EXERCISE INPUTS:

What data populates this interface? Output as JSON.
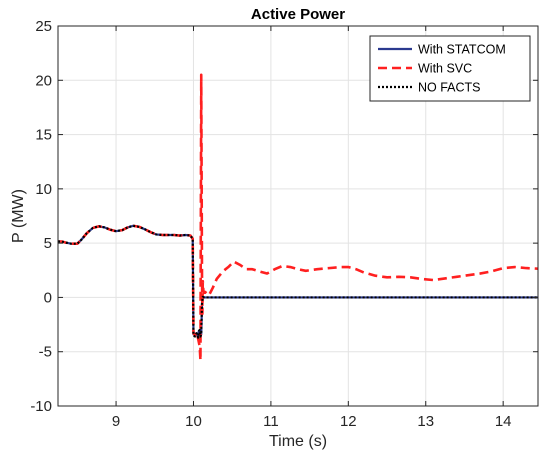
{
  "chart_data": {
    "type": "line",
    "title": "Active Power",
    "xlabel": "Time (s)",
    "ylabel": "P (MW)",
    "xlim": [
      8.25,
      14.45
    ],
    "ylim": [
      -10,
      25
    ],
    "xticks": [
      9,
      10,
      11,
      12,
      13,
      14
    ],
    "yticks": [
      -10,
      -5,
      0,
      5,
      10,
      15,
      20,
      25
    ],
    "xtick_labels": [
      "9",
      "10",
      "11",
      "12",
      "13",
      "14"
    ],
    "ytick_labels": [
      "-10",
      "-5",
      "0",
      "5",
      "10",
      "15",
      "20",
      "25"
    ],
    "grid": true,
    "legend_position": "top-right",
    "series": [
      {
        "name": "With STATCOM",
        "color": "#2b3a8f",
        "style": "solid",
        "x": [
          8.25,
          8.3,
          8.35,
          8.42,
          8.5,
          8.55,
          8.62,
          8.7,
          8.78,
          8.85,
          8.92,
          9.0,
          9.08,
          9.15,
          9.22,
          9.3,
          9.38,
          9.45,
          9.52,
          9.6,
          9.68,
          9.75,
          9.82,
          9.9,
          9.96,
          9.99,
          10.0,
          10.02,
          10.04,
          10.06,
          10.07,
          10.08,
          10.09,
          10.1,
          10.11,
          10.12,
          10.14,
          10.2,
          10.5,
          11.0,
          12.0,
          13.0,
          14.0,
          14.45
        ],
        "y": [
          5.15,
          5.15,
          5.05,
          4.95,
          4.95,
          5.3,
          5.9,
          6.4,
          6.55,
          6.45,
          6.25,
          6.1,
          6.2,
          6.45,
          6.6,
          6.5,
          6.25,
          6.0,
          5.8,
          5.75,
          5.75,
          5.75,
          5.7,
          5.75,
          5.7,
          5.4,
          -3.4,
          -3.5,
          -3.3,
          -3.6,
          -3.1,
          -3.0,
          -3.5,
          -3.4,
          -0.6,
          0.05,
          0.0,
          0.0,
          0.0,
          0.0,
          0.0,
          0.0,
          0.0,
          0.0
        ]
      },
      {
        "name": "With SVC",
        "color": "#ff2020",
        "style": "dashed",
        "x": [
          8.25,
          8.3,
          8.35,
          8.42,
          8.5,
          8.55,
          8.62,
          8.7,
          8.78,
          8.85,
          8.92,
          9.0,
          9.08,
          9.15,
          9.22,
          9.3,
          9.38,
          9.45,
          9.52,
          9.6,
          9.68,
          9.75,
          9.82,
          9.9,
          9.96,
          9.99,
          10.0,
          10.02,
          10.04,
          10.06,
          10.08,
          10.09,
          10.1,
          10.11,
          10.115,
          10.12,
          10.13,
          10.15,
          10.2,
          10.25,
          10.3,
          10.38,
          10.45,
          10.52,
          10.6,
          10.68,
          10.76,
          10.85,
          10.95,
          11.05,
          11.15,
          11.25,
          11.35,
          11.45,
          11.6,
          11.75,
          11.9,
          12.0,
          12.1,
          12.2,
          12.35,
          12.5,
          12.65,
          12.8,
          12.95,
          13.1,
          13.25,
          13.4,
          13.55,
          13.7,
          13.85,
          14.0,
          14.15,
          14.3,
          14.45
        ],
        "y": [
          5.15,
          5.15,
          5.05,
          4.95,
          4.95,
          5.3,
          5.9,
          6.4,
          6.55,
          6.45,
          6.25,
          6.1,
          6.2,
          6.45,
          6.6,
          6.5,
          6.25,
          6.0,
          5.8,
          5.75,
          5.75,
          5.75,
          5.7,
          5.75,
          5.7,
          5.4,
          -3.3,
          -3.5,
          -3.2,
          -3.8,
          -4.5,
          -5.8,
          20.5,
          2.0,
          -1.5,
          1.5,
          0.4,
          0.5,
          0.2,
          0.9,
          1.7,
          2.4,
          2.8,
          3.3,
          3.0,
          2.6,
          2.6,
          2.4,
          2.2,
          2.6,
          2.9,
          2.8,
          2.6,
          2.45,
          2.6,
          2.7,
          2.8,
          2.8,
          2.6,
          2.3,
          2.0,
          1.85,
          1.9,
          1.85,
          1.7,
          1.6,
          1.75,
          1.9,
          2.05,
          2.2,
          2.4,
          2.7,
          2.8,
          2.7,
          2.65
        ]
      },
      {
        "name": "NO FACTS",
        "color": "#000000",
        "style": "dotted",
        "x": [
          8.25,
          8.3,
          8.35,
          8.42,
          8.5,
          8.55,
          8.62,
          8.7,
          8.78,
          8.85,
          8.92,
          9.0,
          9.08,
          9.15,
          9.22,
          9.3,
          9.38,
          9.45,
          9.52,
          9.6,
          9.68,
          9.75,
          9.82,
          9.9,
          9.96,
          9.99,
          10.0,
          10.02,
          10.04,
          10.06,
          10.07,
          10.08,
          10.09,
          10.1,
          10.11,
          10.12,
          10.14,
          10.2,
          10.5,
          11.0,
          12.0,
          13.0,
          14.0,
          14.45
        ],
        "y": [
          5.15,
          5.15,
          5.05,
          4.95,
          4.95,
          5.3,
          5.9,
          6.4,
          6.55,
          6.45,
          6.25,
          6.1,
          6.2,
          6.45,
          6.6,
          6.5,
          6.25,
          6.0,
          5.8,
          5.75,
          5.75,
          5.75,
          5.7,
          5.75,
          5.7,
          5.4,
          -3.5,
          -3.6,
          -3.3,
          -3.7,
          -3.1,
          -3.0,
          -3.6,
          -3.4,
          -0.6,
          0.05,
          0.0,
          0.0,
          0.0,
          0.0,
          0.0,
          0.0,
          0.0,
          0.0
        ]
      }
    ]
  }
}
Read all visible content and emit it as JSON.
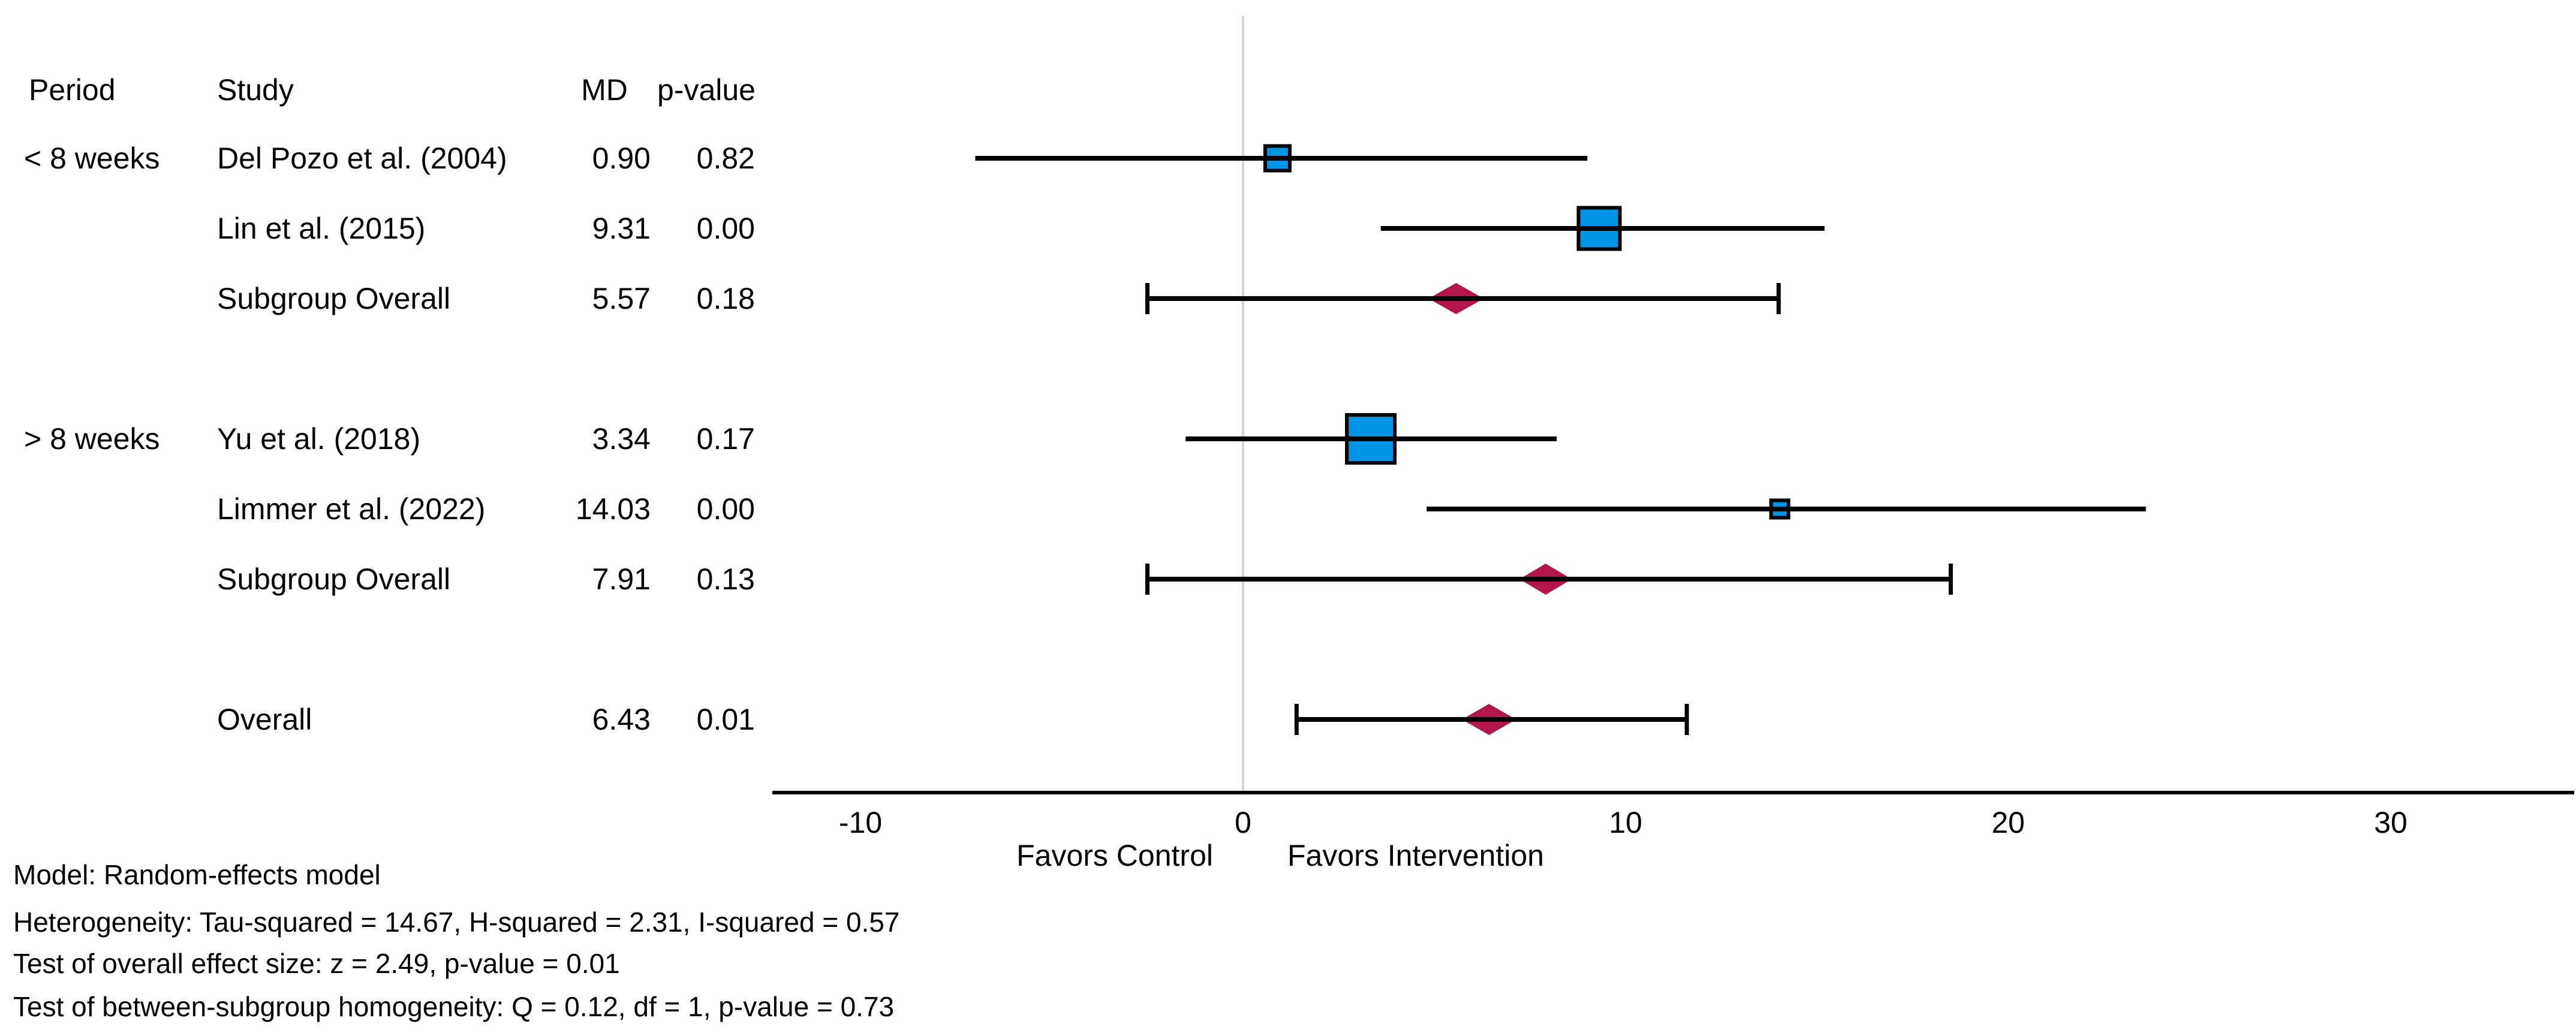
{
  "chart_data": {
    "type": "forest",
    "title": "",
    "columns": {
      "period": "Period",
      "study": "Study",
      "md": "MD",
      "p": "p-value"
    },
    "rows": [
      {
        "period": "< 8 weeks",
        "study": "Del Pozo et al. (2004)",
        "md": "0.90",
        "p": "0.82",
        "estimate": 0.9,
        "ci_low": -7.0,
        "ci_high": 9.0,
        "marker": "square",
        "marker_px": 41,
        "gap_before": false
      },
      {
        "period": "",
        "study": "Lin et al. (2015)",
        "md": "9.31",
        "p": "0.00",
        "estimate": 9.31,
        "ci_low": 3.6,
        "ci_high": 15.2,
        "marker": "square",
        "marker_px": 69,
        "gap_before": false
      },
      {
        "period": "",
        "study": "Subgroup Overall",
        "md": "5.57",
        "p": "0.18",
        "estimate": 5.57,
        "ci_low": -2.5,
        "ci_high": 14.0,
        "marker": "diamond",
        "marker_px": 92,
        "gap_before": false
      },
      {
        "period": "> 8 weeks",
        "study": "Yu et al. (2018)",
        "md": "3.34",
        "p": "0.17",
        "estimate": 3.34,
        "ci_low": -1.5,
        "ci_high": 8.2,
        "marker": "square",
        "marker_px": 80,
        "gap_before": true
      },
      {
        "period": "",
        "study": "Limmer et al. (2022)",
        "md": "14.03",
        "p": "0.00",
        "estimate": 14.03,
        "ci_low": 4.8,
        "ci_high": 23.6,
        "marker": "square",
        "marker_px": 29,
        "gap_before": false
      },
      {
        "period": "",
        "study": "Subgroup Overall",
        "md": "7.91",
        "p": "0.13",
        "estimate": 7.91,
        "ci_low": -2.5,
        "ci_high": 18.5,
        "marker": "diamond",
        "marker_px": 87,
        "gap_before": false
      },
      {
        "period": "",
        "study": "Overall",
        "md": "6.43",
        "p": "0.01",
        "estimate": 6.43,
        "ci_low": 1.4,
        "ci_high": 11.6,
        "marker": "diamond",
        "marker_px": 90,
        "gap_before": true
      }
    ],
    "axis": {
      "ticks": [
        -10,
        0,
        10,
        20,
        30
      ],
      "xmin": -12.3,
      "xmax": 34.8,
      "zero_line_at": 0,
      "favors_left": "Favors Control",
      "favors_right": "Favors Intervention"
    },
    "footnotes": [
      "Model: Random-effects model",
      "Heterogeneity: Tau-squared = 14.67, H-squared = 2.31, I-squared = 0.57",
      "Test of overall effect size: z = 2.49, p-value = 0.01",
      "Test of between-subgroup homogeneity: Q = 0.12, df = 1, p-value = 0.73"
    ],
    "colors": {
      "study_marker": "#0094e4",
      "summary_marker": "#b2164d",
      "zero_line": "#d4d4d4",
      "ci_line": "#000000",
      "axis_line": "#000000"
    }
  }
}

WHAT IS ASKED: Using the listing above, show each line holding the string "value".

REPLY TO THE TASK:
      "p": "p-value"
      "Test of overall effect size: z = 2.49, p-value = 0.01",
      "Test of between-subgroup homogeneity: Q = 0.12, df = 1, p-value = 0.73"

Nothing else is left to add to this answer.